My own preference is to have the person who is going to provide the
personal guarantee to the rest of the team that module B is ready for
release to do the release.
This may take a few minutes but the peace of mind that it gives me is
worth that few minutes.
If Maven does the release, who is responsible? The person doing the
release on A might have no knowledge of the state of B.
We have over 70 modules that are required to build our LMS portal and we
manually release even with a very small team.
We have made the decision that not all modules in a project will have
the same release number. It is possible to release 1.19 of the portal
with a dependency of 1.10 on the messaging utilities if they have not
changed.
The system is very modular and uses web services and a bit of an SOA so
that releases tend to affect a subset of the modules available.
The core is always affected since that contains the database access.
Once the system reached a reasonable level of functionality, very few
releases affect more than half of the projects.
We have a simple spreadsheet that is used to document the plan of which
versions will be used of each module that makes up each application release.
Once we start developing a release, we discuss any change in this plan
so that we all know why we had an unexpected change to a module.

■ ■ ■ ■

- [SHORT TASK 1] Return the passage of the text on module releases from "The system is" to "of the projects.".
The records that follow have no connection to the text on module releases.

■ ■ ■ ■

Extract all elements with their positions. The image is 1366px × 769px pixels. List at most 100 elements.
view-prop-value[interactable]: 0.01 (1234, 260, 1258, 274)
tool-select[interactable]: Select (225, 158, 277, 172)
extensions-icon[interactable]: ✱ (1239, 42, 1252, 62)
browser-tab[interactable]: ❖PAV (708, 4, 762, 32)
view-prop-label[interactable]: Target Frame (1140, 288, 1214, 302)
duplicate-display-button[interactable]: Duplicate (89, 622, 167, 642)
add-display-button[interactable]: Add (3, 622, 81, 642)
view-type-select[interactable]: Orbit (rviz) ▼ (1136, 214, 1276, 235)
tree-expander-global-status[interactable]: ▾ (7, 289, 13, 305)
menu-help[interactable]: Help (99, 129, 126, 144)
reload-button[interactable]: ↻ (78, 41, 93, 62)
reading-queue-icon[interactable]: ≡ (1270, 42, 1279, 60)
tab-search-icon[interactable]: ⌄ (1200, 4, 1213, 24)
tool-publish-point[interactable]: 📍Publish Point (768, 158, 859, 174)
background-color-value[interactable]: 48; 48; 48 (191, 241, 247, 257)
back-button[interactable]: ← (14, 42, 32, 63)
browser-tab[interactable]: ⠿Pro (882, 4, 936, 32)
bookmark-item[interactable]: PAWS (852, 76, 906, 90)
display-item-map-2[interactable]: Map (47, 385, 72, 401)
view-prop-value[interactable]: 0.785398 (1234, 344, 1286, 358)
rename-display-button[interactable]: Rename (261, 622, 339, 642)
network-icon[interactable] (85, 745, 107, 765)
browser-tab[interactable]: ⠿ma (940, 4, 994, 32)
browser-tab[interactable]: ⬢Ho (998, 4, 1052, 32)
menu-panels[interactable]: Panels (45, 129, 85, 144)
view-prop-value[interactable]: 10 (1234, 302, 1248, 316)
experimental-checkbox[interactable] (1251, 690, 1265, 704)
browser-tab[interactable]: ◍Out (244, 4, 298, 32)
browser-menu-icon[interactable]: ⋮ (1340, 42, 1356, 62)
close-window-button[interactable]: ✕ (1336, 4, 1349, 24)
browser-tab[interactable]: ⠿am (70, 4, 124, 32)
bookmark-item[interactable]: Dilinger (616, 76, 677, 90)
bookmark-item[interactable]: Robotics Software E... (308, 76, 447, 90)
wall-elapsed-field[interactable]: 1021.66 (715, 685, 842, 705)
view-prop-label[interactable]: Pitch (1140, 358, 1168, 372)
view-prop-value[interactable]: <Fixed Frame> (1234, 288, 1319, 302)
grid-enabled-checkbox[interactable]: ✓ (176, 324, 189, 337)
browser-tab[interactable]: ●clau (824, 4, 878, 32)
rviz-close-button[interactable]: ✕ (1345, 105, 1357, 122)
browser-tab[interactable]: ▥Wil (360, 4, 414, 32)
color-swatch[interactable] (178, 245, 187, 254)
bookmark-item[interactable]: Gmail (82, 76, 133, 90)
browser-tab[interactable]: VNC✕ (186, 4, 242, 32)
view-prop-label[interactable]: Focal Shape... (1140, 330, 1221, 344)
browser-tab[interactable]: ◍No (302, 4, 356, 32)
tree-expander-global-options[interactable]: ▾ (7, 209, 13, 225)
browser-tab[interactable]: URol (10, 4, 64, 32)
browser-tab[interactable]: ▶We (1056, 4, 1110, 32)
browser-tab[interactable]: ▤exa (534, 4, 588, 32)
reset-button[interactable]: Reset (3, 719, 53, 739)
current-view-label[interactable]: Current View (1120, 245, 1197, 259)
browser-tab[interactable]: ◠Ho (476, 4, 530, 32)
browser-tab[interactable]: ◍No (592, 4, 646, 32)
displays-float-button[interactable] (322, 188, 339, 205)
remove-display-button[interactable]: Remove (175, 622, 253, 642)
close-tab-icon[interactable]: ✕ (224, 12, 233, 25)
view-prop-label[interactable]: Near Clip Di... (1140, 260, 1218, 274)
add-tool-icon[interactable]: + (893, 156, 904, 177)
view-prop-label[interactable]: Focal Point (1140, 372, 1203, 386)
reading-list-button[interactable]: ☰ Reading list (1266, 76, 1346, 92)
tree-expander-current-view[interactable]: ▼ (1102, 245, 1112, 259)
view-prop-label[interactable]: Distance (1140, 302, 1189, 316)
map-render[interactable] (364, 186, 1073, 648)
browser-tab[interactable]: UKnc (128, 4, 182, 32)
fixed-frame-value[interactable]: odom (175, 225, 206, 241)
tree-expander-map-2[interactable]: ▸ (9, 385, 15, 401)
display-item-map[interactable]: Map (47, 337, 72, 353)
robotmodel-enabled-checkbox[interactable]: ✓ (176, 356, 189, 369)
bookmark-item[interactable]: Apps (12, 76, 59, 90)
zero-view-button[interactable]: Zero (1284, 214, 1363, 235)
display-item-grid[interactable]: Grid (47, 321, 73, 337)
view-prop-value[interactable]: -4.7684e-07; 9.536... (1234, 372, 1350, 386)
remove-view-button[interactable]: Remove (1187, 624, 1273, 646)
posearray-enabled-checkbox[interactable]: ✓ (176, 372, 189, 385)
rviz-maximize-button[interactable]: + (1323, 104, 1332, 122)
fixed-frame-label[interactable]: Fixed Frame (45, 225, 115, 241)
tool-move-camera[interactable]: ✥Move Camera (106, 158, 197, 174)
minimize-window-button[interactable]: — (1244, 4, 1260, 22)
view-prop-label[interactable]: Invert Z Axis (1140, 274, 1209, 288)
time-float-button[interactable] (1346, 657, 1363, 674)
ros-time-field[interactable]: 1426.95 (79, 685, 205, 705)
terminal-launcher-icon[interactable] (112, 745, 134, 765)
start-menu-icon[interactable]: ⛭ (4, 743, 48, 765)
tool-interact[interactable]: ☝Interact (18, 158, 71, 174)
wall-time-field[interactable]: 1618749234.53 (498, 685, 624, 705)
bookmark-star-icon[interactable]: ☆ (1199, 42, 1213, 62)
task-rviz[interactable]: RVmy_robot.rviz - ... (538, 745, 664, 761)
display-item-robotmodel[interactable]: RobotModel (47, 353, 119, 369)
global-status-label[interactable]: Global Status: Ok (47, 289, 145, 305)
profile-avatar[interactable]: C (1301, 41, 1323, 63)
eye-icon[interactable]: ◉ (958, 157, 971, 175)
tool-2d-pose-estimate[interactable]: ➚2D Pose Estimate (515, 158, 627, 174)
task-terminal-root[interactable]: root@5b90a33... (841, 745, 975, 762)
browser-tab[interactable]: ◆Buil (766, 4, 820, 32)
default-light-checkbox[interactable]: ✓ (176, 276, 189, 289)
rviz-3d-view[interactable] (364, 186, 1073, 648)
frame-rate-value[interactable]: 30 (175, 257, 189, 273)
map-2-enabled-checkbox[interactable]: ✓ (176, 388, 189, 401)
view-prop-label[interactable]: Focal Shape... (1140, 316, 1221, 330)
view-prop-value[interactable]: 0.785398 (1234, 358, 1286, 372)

■ ■ ■ ■

- [SHORT TASK 2] Retype the records from their first line through the line with "rename-display-button[interactable]: Rename (261, 622, 339, 642)", including both of those lines and nothing else.

- [RESPONSE 1]
The system is very modular and uses web services and a bit of an SOA so
that releases tend to affect a subset of the modules available.
The core is always affected since that contains the database access.
Once the system reached a reasonable level of functionality, very few
releases affect more than half of the projects.

- [RESPONSE 2]
Extract all elements with their positions. The image is 1366px × 769px pixels. List at most 100 elements.
view-prop-value[interactable]: 0.01 (1234, 260, 1258, 274)
tool-select[interactable]: Select (225, 158, 277, 172)
extensions-icon[interactable]: ✱ (1239, 42, 1252, 62)
browser-tab[interactable]: ❖PAV (708, 4, 762, 32)
view-prop-label[interactable]: Target Frame (1140, 288, 1214, 302)
duplicate-display-button[interactable]: Duplicate (89, 622, 167, 642)
add-display-button[interactable]: Add (3, 622, 81, 642)
view-type-select[interactable]: Orbit (rviz) ▼ (1136, 214, 1276, 235)
tree-expander-global-status[interactable]: ▾ (7, 289, 13, 305)
menu-help[interactable]: Help (99, 129, 126, 144)
reload-button[interactable]: ↻ (78, 41, 93, 62)
reading-queue-icon[interactable]: ≡ (1270, 42, 1279, 60)
tab-search-icon[interactable]: ⌄ (1200, 4, 1213, 24)
tool-publish-point[interactable]: 📍Publish Point (768, 158, 859, 174)
background-color-value[interactable]: 48; 48; 48 (191, 241, 247, 257)
back-button[interactable]: ← (14, 42, 32, 63)
browser-tab[interactable]: ⠿Pro (882, 4, 936, 32)
bookmark-item[interactable]: PAWS (852, 76, 906, 90)
display-item-map-2[interactable]: Map (47, 385, 72, 401)
view-prop-value[interactable]: 0.785398 (1234, 344, 1286, 358)
rename-display-button[interactable]: Rename (261, 622, 339, 642)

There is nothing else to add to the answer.